# SET PROBLEM:
Repeat every record below exactly as it appears.

# DATA TO PROCESS:

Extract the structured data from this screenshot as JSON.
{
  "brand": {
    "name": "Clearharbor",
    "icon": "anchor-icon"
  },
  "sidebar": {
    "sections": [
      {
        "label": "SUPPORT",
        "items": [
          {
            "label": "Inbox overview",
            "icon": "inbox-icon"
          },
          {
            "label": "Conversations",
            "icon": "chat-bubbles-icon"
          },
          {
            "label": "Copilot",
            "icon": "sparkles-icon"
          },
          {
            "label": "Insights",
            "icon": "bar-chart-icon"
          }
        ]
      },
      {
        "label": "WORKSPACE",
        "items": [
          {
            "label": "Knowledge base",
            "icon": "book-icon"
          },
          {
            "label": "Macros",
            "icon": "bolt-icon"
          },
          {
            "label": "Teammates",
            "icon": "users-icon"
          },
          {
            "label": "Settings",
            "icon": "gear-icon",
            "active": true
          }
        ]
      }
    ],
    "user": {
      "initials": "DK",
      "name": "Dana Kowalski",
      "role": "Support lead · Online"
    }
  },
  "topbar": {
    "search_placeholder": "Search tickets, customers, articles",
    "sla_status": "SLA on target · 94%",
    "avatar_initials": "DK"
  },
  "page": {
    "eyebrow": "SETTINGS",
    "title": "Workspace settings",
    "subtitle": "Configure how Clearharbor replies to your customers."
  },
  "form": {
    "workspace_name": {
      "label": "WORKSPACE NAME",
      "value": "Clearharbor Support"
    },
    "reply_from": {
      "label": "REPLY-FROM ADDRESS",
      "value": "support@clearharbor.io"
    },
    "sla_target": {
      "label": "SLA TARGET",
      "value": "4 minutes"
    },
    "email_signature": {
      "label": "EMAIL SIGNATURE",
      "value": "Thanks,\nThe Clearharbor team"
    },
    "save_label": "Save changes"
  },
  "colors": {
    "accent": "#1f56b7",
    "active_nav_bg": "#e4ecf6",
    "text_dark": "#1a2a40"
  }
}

# ANSWER TO THE TASK:
Extract the structured data from this screenshot as JSON.
{
  "brand": {
    "name": "Clearharbor",
    "icon": "anchor-icon"
  },
  "sidebar": {
    "sections": [
      {
        "label": "SUPPORT",
        "items": [
          {
            "label": "Inbox overview",
            "icon": "inbox-icon"
          },
          {
            "label": "Conversations",
            "icon": "chat-bubbles-icon"
          },
          {
            "label": "Copilot",
            "icon": "sparkles-icon"
          },
          {
            "label": "Insights",
            "icon": "bar-chart-icon"
          }
        ]
      },
      {
        "label": "WORKSPACE",
        "items": [
          {
            "label": "Knowledge base",
            "icon": "book-icon"
          },
          {
            "label": "Macros",
            "icon": "bolt-icon"
          },
          {
            "label": "Teammates",
            "icon": "users-icon"
          },
          {
            "label": "Settings",
            "icon": "gear-icon",
            "active": true
          }
        ]
      }
    ],
    "user": {
      "initials": "DK",
      "name": "Dana Kowalski",
      "role": "Support lead · Online"
    }
  },
  "topbar": {
    "search_placeholder": "Search tickets, customers, articles",
    "sla_status": "SLA on target · 94%",
    "avatar_initials": "DK"
  },
  "page": {
    "eyebrow": "SETTINGS",
    "title": "Workspace settings",
    "subtitle": "Configure how Clearharbor replies to your customers."
  },
  "form": {
    "workspace_name": {
      "label": "WORKSPACE NAME",
      "value": "Clearharbor Support"
    },
    "reply_from": {
      "label": "REPLY-FROM ADDRESS",
      "value": "support@clearharbor.io"
    },
    "sla_target": {
      "label": "SLA TARGET",
      "value": "4 minutes"
    },
    "email_signature": {
      "label": "EMAIL SIGNATURE",
      "value": "Thanks,\nThe Clearharbor team"
    },
    "save_label": "Save changes"
  },
  "colors": {
    "accent": "#1f56b7",
    "active_nav_bg": "#e4ecf6",
    "text_dark": "#1a2a40"
  }
}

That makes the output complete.